→ **EXERCISE BRIEF**:
Omit all images. Transcribe the rest of the material below exactly.

→ **Extracted data entries**:
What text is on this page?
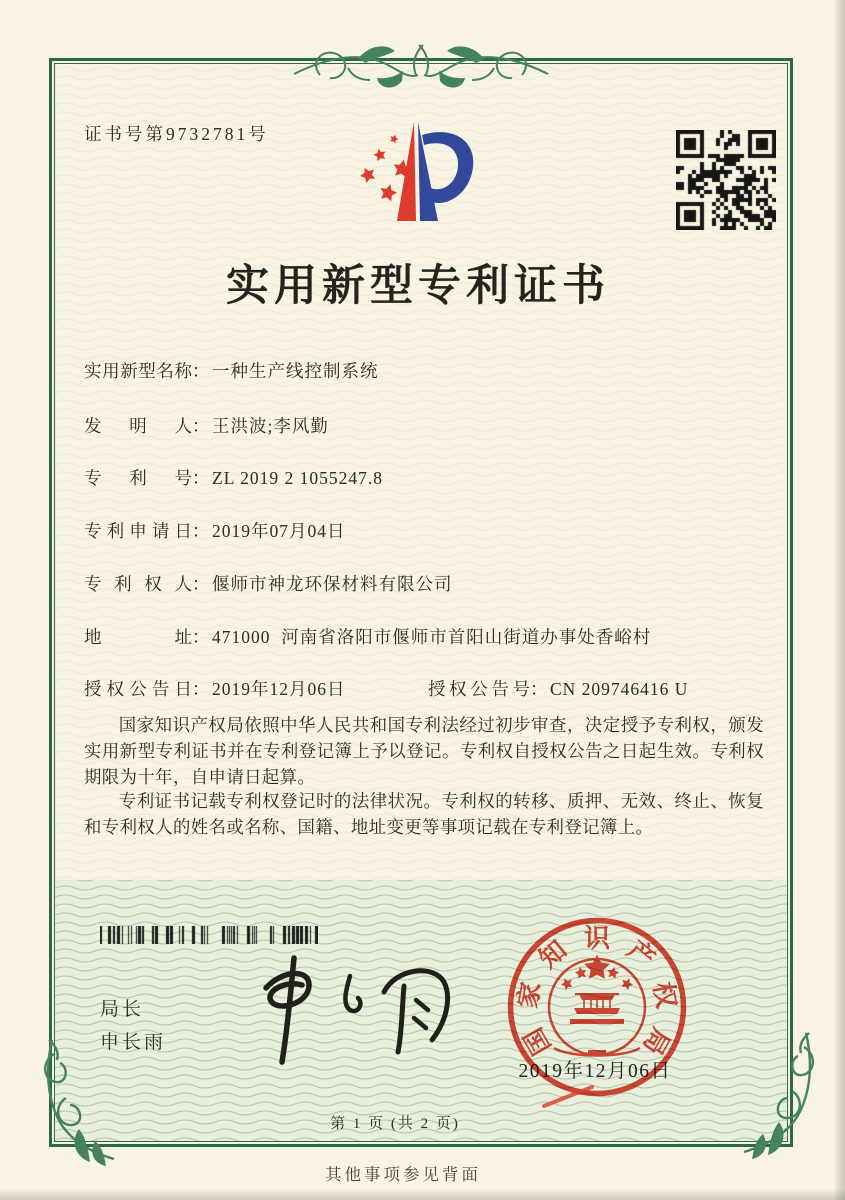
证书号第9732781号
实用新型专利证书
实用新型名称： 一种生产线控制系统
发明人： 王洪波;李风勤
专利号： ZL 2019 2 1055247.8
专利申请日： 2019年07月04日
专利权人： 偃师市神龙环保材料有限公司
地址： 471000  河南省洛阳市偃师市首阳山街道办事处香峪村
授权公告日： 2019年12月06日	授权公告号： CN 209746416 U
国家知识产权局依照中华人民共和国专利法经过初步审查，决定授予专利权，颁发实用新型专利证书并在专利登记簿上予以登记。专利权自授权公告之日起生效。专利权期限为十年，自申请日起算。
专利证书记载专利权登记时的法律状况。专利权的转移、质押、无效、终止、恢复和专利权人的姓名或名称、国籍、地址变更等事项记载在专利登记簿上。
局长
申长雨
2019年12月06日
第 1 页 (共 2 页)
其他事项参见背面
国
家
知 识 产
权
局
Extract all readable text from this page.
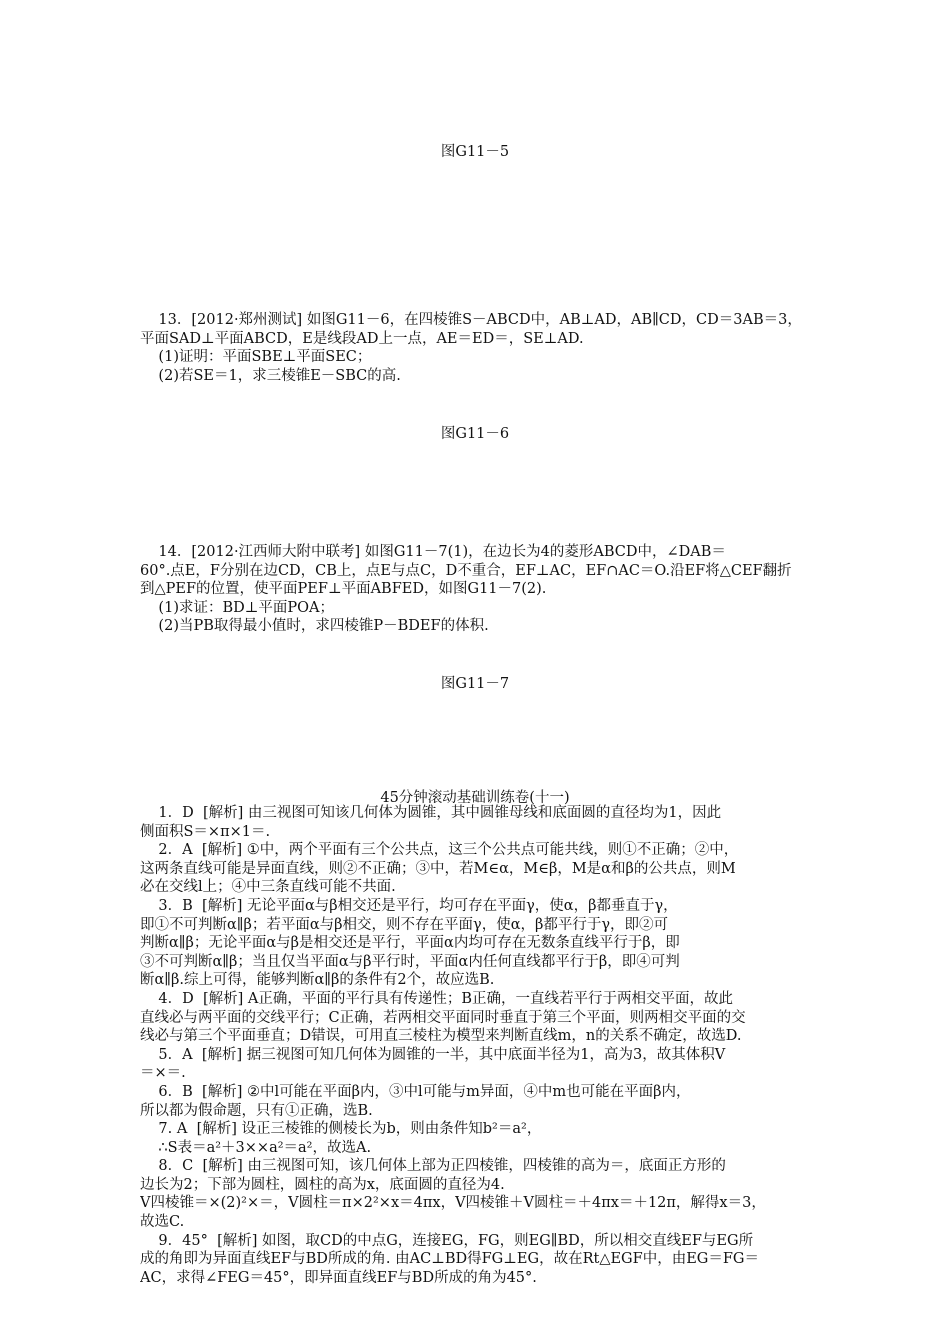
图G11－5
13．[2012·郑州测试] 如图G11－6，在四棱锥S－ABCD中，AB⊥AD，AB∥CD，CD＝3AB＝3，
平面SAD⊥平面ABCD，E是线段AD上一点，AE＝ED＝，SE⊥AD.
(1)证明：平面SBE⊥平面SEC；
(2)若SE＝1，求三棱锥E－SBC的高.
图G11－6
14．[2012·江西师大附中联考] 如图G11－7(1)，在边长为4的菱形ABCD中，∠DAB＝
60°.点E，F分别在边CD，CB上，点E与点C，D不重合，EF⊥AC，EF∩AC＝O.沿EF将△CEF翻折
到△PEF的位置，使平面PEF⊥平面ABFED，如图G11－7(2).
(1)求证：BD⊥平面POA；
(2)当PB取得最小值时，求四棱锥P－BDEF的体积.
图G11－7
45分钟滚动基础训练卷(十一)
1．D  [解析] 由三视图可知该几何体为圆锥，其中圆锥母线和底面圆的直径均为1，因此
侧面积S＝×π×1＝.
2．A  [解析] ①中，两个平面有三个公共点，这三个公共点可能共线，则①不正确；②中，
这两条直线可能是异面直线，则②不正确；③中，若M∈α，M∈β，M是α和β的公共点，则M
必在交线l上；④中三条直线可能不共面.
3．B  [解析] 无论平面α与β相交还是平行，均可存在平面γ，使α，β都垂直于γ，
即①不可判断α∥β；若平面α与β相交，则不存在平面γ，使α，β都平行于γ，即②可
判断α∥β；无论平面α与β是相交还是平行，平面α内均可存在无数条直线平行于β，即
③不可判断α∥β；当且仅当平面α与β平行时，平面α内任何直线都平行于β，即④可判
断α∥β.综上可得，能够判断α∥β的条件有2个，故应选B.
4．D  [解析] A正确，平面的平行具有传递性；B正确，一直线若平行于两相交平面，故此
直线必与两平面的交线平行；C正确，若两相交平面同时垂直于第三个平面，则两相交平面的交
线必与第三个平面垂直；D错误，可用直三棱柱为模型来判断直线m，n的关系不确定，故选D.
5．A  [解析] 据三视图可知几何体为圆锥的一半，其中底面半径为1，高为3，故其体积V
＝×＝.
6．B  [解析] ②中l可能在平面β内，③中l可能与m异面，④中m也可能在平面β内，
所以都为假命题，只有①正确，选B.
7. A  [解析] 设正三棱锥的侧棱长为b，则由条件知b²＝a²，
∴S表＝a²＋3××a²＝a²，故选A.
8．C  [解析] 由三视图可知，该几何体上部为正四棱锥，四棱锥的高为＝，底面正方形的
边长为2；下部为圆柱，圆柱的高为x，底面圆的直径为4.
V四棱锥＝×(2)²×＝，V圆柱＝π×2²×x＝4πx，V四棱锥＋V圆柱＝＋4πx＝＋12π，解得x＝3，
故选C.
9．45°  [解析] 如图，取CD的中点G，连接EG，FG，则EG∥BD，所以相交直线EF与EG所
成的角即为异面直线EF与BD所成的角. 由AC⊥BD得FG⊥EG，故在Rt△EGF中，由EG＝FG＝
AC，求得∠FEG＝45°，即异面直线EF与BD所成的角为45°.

→ **TASK RESPONSE**:
What text is on this page?
证书号第9732781号
实用新型专利证书
实用新型名称： 一种生产线控制系统
发明人： 王洪波;李风勤
专利号： ZL 2019 2 1055247.8
专利申请日： 2019年07月04日
专利权人： 偃师市神龙环保材料有限公司
地址： 471000  河南省洛阳市偃师市首阳山街道办事处香峪村
授权公告日： 2019年12月06日	授权公告号： CN 209746416 U
国家知识产权局依照中华人民共和国专利法经过初步审查，决定授予专利权，颁发实用新型专利证书并在专利登记簿上予以登记。专利权自授权公告之日起生效。专利权期限为十年，自申请日起算。
专利证书记载专利权登记时的法律状况。专利权的转移、质押、无效、终止、恢复和专利权人的姓名或名称、国籍、地址变更等事项记载在专利登记簿上。
局长
申长雨
2019年12月06日
第 1 页 (共 2 页)
其他事项参见背面
国
家
知 识 产
权
局
Extract all readable text from this page.
图G11－5
13．[2012·郑州测试] 如图G11－6，在四棱锥S－ABCD中，AB⊥AD，AB∥CD，CD＝3AB＝3，
平面SAD⊥平面ABCD，E是线段AD上一点，AE＝ED＝，SE⊥AD.
(1)证明：平面SBE⊥平面SEC；
(2)若SE＝1，求三棱锥E－SBC的高.
图G11－6
14．[2012·江西师大附中联考] 如图G11－7(1)，在边长为4的菱形ABCD中，∠DAB＝
60°.点E，F分别在边CD，CB上，点E与点C，D不重合，EF⊥AC，EF∩AC＝O.沿EF将△CEF翻折
到△PEF的位置，使平面PEF⊥平面ABFED，如图G11－7(2).
(1)求证：BD⊥平面POA；
(2)当PB取得最小值时，求四棱锥P－BDEF的体积.
图G11－7
45分钟滚动基础训练卷(十一)
1．D  [解析] 由三视图可知该几何体为圆锥，其中圆锥母线和底面圆的直径均为1，因此
侧面积S＝×π×1＝.
2．A  [解析] ①中，两个平面有三个公共点，这三个公共点可能共线，则①不正确；②中，
这两条直线可能是异面直线，则②不正确；③中，若M∈α，M∈β，M是α和β的公共点，则M
必在交线l上；④中三条直线可能不共面.
3．B  [解析] 无论平面α与β相交还是平行，均可存在平面γ，使α，β都垂直于γ，
即①不可判断α∥β；若平面α与β相交，则不存在平面γ，使α，β都平行于γ，即②可
判断α∥β；无论平面α与β是相交还是平行，平面α内均可存在无数条直线平行于β，即
③不可判断α∥β；当且仅当平面α与β平行时，平面α内任何直线都平行于β，即④可判
断α∥β.综上可得，能够判断α∥β的条件有2个，故应选B.
4．D  [解析] A正确，平面的平行具有传递性；B正确，一直线若平行于两相交平面，故此
直线必与两平面的交线平行；C正确，若两相交平面同时垂直于第三个平面，则两相交平面的交
线必与第三个平面垂直；D错误，可用直三棱柱为模型来判断直线m，n的关系不确定，故选D.
5．A  [解析] 据三视图可知几何体为圆锥的一半，其中底面半径为1，高为3，故其体积V
＝×＝.
6．B  [解析] ②中l可能在平面β内，③中l可能与m异面，④中m也可能在平面β内，
所以都为假命题，只有①正确，选B.
7. A  [解析] 设正三棱锥的侧棱长为b，则由条件知b²＝a²，
∴S表＝a²＋3××a²＝a²，故选A.
8．C  [解析] 由三视图可知，该几何体上部为正四棱锥，四棱锥的高为＝，底面正方形的
边长为2；下部为圆柱，圆柱的高为x，底面圆的直径为4.
V四棱锥＝×(2)²×＝，V圆柱＝π×2²×x＝4πx，V四棱锥＋V圆柱＝＋4πx＝＋12π，解得x＝3，
故选C.
9．45°  [解析] 如图，取CD的中点G，连接EG，FG，则EG∥BD，所以相交直线EF与EG所
成的角即为异面直线EF与BD所成的角. 由AC⊥BD得FG⊥EG，故在Rt△EGF中，由EG＝FG＝
AC，求得∠FEG＝45°，即异面直线EF与BD所成的角为45°.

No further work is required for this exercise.